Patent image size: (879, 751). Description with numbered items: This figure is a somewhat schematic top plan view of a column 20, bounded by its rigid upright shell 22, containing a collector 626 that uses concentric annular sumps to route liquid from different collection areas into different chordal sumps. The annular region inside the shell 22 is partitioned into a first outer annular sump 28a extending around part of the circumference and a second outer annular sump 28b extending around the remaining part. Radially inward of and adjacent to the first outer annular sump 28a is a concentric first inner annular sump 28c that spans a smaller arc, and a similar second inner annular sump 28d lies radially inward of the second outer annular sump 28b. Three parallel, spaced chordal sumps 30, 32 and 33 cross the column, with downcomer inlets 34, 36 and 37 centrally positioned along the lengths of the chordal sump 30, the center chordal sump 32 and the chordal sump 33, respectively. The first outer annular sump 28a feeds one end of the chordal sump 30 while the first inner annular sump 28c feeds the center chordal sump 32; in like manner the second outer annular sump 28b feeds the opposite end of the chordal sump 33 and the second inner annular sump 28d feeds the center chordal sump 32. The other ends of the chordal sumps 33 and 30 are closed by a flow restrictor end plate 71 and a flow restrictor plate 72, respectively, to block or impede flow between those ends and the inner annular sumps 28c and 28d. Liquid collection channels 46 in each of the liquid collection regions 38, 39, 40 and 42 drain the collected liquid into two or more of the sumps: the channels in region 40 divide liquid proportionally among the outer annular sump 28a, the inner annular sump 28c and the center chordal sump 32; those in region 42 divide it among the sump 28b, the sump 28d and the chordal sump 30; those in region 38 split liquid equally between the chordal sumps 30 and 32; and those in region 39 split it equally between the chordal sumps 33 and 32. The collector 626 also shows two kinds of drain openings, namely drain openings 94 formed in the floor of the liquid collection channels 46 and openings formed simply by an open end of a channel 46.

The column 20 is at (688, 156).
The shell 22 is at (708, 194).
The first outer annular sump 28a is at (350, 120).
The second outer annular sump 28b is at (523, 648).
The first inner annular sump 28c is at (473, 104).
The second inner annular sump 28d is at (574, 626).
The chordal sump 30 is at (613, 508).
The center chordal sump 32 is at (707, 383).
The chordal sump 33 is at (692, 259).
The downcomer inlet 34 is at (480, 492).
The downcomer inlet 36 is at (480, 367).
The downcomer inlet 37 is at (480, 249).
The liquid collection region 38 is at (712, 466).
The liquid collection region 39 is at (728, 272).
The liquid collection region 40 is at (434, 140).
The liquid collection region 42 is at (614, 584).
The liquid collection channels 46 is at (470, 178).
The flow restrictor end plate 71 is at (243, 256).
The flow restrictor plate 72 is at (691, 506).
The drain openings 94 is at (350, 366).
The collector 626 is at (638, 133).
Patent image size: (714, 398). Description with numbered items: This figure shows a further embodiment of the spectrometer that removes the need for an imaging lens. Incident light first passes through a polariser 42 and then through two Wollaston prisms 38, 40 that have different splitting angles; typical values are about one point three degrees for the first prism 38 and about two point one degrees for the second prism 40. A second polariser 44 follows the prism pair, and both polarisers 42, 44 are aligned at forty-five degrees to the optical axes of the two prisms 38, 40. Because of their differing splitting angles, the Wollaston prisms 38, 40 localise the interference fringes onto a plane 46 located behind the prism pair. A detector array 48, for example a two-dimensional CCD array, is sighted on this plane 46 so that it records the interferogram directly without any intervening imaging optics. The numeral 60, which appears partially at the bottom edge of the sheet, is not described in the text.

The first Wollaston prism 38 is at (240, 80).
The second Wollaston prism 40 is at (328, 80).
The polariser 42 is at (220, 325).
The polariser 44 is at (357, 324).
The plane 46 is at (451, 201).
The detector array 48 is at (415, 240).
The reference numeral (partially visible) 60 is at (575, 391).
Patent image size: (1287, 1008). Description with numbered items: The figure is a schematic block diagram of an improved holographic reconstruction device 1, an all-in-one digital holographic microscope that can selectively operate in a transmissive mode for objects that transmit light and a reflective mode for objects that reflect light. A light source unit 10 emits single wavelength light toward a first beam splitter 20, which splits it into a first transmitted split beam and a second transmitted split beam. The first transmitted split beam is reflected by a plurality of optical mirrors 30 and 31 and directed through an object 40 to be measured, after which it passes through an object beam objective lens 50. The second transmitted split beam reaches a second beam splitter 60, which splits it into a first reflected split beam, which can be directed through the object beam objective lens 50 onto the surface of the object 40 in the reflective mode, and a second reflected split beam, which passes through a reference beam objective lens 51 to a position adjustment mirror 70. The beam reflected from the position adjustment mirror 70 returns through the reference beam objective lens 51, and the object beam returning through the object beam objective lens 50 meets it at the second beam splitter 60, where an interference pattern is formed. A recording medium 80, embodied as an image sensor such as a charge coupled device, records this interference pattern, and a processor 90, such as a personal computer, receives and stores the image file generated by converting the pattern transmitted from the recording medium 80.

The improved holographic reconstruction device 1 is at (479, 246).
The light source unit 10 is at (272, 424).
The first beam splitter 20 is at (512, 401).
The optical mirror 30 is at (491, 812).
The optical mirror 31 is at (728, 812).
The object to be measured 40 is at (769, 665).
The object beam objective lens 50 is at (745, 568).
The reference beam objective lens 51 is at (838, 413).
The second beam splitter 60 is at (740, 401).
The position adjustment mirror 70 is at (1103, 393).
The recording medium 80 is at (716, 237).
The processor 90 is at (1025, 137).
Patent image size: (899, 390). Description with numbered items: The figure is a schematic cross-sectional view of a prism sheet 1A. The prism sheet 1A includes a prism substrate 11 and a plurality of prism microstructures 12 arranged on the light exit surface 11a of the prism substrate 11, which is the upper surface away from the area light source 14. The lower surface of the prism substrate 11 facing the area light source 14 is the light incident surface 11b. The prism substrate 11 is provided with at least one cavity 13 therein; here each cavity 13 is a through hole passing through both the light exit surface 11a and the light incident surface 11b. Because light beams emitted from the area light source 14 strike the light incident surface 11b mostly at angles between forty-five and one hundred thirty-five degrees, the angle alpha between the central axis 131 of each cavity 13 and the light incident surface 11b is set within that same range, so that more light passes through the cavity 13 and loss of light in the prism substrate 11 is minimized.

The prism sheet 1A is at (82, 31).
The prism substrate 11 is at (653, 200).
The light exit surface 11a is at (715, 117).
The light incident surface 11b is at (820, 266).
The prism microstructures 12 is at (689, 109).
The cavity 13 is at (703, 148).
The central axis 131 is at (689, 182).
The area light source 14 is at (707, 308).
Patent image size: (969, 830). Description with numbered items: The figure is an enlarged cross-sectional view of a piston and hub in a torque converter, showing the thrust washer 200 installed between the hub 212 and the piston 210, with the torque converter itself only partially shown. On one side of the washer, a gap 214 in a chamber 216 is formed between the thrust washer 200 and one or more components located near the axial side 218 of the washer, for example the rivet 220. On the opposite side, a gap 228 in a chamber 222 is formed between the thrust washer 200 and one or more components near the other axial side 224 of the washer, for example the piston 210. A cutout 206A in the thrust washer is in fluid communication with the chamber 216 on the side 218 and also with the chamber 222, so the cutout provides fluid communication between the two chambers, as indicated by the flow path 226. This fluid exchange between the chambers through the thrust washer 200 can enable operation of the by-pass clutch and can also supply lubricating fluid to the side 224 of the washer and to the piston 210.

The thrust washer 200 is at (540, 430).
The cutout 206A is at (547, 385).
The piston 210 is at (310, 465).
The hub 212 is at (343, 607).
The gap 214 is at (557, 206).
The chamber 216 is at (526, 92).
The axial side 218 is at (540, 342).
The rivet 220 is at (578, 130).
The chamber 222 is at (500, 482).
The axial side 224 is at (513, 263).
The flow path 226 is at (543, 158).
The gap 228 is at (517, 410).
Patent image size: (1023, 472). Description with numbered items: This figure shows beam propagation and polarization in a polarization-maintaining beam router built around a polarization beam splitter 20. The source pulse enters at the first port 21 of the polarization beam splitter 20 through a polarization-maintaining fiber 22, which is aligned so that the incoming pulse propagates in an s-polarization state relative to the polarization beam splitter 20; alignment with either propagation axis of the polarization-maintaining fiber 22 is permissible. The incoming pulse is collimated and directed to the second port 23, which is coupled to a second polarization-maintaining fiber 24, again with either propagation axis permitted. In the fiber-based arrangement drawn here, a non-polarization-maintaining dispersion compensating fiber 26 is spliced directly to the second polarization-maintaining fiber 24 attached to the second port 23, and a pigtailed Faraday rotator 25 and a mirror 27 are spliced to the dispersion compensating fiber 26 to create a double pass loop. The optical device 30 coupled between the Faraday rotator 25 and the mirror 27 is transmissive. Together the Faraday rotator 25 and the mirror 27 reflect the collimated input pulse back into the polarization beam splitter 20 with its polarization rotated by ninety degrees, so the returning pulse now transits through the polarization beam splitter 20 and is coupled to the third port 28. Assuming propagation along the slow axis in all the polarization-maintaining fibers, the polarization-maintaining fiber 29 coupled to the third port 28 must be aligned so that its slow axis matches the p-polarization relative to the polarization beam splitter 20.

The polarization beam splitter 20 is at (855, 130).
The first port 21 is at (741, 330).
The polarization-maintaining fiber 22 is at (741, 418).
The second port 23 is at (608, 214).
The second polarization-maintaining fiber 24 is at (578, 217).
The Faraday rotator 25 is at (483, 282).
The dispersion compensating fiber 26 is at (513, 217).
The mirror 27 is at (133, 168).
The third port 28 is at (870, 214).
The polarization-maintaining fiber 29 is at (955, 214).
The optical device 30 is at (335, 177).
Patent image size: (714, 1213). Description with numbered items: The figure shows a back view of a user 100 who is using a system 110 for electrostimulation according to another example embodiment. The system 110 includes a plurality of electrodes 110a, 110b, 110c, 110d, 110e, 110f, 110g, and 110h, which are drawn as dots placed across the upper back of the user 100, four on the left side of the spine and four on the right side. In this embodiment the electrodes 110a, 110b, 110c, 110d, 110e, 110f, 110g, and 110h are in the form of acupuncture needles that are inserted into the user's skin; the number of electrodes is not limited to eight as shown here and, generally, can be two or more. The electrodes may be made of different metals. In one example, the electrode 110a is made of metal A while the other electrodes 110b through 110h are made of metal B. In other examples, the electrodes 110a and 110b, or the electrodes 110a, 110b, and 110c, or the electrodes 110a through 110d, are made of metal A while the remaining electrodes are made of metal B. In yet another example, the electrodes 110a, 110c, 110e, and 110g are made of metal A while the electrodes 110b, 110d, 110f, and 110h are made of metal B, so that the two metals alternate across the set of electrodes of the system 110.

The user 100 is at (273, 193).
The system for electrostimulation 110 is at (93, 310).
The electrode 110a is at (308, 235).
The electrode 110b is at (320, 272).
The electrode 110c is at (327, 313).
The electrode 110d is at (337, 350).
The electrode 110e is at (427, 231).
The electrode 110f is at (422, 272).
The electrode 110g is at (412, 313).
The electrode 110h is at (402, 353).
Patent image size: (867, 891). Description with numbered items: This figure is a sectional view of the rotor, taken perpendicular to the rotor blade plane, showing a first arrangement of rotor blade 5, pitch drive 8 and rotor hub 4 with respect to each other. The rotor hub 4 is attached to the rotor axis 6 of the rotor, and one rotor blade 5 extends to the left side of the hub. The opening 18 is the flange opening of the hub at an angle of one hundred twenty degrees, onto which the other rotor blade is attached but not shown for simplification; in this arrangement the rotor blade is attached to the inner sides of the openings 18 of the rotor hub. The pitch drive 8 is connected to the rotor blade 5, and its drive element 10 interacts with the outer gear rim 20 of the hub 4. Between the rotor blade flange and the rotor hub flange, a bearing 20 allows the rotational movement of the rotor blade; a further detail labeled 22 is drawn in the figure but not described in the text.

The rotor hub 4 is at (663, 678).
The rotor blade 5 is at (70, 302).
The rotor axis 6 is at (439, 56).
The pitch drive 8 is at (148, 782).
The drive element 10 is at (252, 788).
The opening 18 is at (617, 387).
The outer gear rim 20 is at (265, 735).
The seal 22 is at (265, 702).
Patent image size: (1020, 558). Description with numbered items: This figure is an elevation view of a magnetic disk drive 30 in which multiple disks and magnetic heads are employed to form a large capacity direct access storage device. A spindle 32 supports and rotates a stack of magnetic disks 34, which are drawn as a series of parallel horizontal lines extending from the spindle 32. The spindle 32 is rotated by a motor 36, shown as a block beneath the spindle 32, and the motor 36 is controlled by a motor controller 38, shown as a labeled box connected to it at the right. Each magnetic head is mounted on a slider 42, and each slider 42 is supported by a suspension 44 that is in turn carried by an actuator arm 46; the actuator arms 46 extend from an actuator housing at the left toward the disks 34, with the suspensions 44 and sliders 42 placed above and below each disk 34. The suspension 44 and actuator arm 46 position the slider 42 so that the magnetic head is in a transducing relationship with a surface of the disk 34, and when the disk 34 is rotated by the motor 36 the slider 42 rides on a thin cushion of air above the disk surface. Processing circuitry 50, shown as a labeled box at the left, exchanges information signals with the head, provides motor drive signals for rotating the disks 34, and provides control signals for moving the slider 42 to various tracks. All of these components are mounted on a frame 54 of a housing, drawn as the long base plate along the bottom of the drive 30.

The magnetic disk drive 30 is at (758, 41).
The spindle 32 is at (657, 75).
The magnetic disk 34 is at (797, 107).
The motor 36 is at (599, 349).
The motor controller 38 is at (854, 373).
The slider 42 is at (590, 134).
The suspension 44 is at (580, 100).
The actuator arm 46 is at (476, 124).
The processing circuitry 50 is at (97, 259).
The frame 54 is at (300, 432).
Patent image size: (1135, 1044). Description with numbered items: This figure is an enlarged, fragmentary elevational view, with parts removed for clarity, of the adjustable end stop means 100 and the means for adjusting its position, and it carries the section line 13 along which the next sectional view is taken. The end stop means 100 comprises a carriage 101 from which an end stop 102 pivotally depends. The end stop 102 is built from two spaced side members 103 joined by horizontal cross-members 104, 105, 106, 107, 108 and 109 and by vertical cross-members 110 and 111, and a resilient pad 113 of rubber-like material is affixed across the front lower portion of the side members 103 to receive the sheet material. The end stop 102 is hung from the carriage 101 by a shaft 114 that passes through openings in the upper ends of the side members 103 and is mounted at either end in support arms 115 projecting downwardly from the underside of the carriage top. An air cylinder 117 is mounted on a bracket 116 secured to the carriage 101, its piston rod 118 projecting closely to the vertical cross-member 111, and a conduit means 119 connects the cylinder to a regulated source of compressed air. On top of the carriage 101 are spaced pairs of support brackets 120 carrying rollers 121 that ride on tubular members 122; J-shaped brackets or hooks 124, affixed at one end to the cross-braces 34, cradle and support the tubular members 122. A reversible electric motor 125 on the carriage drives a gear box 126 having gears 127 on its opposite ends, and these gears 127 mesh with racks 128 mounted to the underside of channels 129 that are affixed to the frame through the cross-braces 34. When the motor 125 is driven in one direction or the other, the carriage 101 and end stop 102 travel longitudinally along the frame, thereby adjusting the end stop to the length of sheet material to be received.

WHAT NEEDS TO BE DONE:
Express the part of the listing that opens with the line containing "Patent image size: (899, 390)." and closes with the line containing "The area light source 14 is at (707, 308)." as a two-column CSV with the headers text and answer. Give each text and its answer one row, with every value in a quoted field and line breaks turned into spaces.

THE ANSWER:
text,answer
"Patent image size: (899, 390). Description with numbered items: The figure is a schematic cross-sectional view of a prism sheet 1A. The prism sheet 1A includes a prism substrate 11 and a plurality of prism microstructures 12 arranged on the light exit surface 11a of the prism substrate 11, which is the upper surface away from the area light source 14. The lower surface of the prism substrate 11 facing the area light source 14 is the light incident surface 11b. The prism substrate 11 is provided with at least one cavity 13 therein; here each cavity 13 is a through hole passing through both the light exit surface 11a and the light incident surface 11b. Because light beams emitted from the area light source 14 strike the light incident surface 11b mostly at angles between forty-five and one hundred thirty-five degrees, the angle alpha between the central axis 131 of each cavity 13 and the light incident surface 11b is set within that same range, so that more light passes through the cavity 13 and loss of light in the prism substrate 11 is minimized.","The prism sheet 1A is at (82, 31). The prism substrate 11 is at (653, 200). The light exit surface 11a is at (715, 117). The light incident surface 11b is at (820, 266). The prism microstructures 12 is at (689, 109). The cavity 13 is at (703, 148). The central axis 131 is at (689, 182). The area light source 14 is at (707, 308)."